__GIVEN DATA__.
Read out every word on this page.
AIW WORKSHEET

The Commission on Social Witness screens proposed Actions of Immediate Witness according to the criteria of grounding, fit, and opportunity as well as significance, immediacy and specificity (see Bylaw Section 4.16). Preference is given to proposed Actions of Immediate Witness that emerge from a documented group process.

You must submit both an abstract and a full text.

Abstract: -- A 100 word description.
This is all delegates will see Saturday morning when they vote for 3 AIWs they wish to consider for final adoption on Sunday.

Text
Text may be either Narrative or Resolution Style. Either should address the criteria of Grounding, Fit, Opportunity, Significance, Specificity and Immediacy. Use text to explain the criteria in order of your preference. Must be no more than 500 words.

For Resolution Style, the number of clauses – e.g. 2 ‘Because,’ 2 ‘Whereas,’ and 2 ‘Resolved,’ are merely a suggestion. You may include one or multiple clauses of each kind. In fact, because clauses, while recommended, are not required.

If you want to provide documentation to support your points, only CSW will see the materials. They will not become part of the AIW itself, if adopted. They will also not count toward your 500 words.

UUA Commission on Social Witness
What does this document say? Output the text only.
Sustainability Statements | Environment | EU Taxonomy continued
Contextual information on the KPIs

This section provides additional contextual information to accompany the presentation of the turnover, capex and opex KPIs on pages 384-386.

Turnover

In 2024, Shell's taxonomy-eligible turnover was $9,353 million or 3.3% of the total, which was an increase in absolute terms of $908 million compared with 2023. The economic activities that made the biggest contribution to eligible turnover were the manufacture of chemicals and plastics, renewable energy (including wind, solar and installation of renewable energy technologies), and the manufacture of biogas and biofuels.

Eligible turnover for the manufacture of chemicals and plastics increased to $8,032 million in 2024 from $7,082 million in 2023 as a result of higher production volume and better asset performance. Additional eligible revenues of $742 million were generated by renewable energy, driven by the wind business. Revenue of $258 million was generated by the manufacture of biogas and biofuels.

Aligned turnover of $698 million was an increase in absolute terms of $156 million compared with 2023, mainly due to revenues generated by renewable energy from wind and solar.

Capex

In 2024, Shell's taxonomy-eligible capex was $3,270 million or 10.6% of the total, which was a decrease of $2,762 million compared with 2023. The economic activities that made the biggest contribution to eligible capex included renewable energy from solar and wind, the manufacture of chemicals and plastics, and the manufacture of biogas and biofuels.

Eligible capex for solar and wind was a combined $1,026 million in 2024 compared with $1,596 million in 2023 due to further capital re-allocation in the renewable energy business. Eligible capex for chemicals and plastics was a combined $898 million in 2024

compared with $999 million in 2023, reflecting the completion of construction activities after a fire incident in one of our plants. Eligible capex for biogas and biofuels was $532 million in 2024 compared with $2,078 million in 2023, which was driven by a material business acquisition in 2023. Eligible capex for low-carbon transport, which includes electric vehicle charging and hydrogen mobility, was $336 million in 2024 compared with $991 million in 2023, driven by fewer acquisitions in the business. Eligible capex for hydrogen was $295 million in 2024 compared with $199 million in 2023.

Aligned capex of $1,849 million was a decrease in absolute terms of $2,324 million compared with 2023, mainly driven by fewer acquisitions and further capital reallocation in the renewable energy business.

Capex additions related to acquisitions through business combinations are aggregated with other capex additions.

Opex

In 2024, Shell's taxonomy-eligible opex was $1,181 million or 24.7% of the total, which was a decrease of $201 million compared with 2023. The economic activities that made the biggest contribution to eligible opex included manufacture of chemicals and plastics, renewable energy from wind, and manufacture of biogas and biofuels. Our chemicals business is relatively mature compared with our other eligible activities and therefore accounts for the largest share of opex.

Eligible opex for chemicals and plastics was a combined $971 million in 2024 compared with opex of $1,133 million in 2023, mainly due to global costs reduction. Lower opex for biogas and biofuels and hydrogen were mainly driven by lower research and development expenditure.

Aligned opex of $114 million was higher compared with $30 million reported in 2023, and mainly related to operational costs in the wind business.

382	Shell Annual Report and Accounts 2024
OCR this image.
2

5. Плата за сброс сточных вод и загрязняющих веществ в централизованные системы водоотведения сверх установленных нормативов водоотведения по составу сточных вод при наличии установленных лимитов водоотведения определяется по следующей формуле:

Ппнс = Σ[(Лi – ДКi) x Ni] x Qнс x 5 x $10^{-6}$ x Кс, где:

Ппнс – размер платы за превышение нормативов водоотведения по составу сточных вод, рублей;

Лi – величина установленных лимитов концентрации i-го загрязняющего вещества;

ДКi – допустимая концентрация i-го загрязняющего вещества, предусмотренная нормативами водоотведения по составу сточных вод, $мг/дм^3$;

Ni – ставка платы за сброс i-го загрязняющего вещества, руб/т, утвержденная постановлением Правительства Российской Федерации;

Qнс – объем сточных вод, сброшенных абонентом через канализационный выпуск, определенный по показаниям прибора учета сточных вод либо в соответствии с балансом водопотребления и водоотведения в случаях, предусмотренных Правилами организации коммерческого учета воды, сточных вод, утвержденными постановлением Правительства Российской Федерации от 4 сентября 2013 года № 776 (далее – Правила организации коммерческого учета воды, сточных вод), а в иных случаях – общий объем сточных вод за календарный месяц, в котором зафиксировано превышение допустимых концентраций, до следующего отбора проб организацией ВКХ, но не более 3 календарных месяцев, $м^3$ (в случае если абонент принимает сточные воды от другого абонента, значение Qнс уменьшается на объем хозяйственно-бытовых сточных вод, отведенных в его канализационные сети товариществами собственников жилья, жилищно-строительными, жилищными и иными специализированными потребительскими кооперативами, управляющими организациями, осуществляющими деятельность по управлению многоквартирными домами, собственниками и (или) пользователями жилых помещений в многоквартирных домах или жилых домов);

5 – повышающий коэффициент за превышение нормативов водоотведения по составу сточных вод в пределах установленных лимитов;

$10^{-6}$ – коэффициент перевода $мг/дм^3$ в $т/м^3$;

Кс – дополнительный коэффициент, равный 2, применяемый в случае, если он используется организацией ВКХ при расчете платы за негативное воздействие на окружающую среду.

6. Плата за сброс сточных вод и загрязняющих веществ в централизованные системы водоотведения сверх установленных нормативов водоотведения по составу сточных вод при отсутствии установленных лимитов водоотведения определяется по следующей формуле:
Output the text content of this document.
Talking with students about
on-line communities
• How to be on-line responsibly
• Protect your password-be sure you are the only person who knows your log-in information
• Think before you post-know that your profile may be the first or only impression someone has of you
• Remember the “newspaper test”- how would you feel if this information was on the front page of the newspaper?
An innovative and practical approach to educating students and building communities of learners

__STATED TASK__. Copy, character for character, the lines from the line that holds "Output the text content of this document." through the final line of the records above.

__SOLUTION TO THIS EXERCISE__.
Output the text content of this document.
Talking with students about
on-line communities
• How to be on-line responsibly
• Protect your password-be sure you are the only person who knows your log-in information
• Think before you post-know that your profile may be the first or only impression someone has of you
• Remember the “newspaper test”- how would you feel if this information was on the front page of the newspaper?
An innovative and practical approach to educating students and building communities of learners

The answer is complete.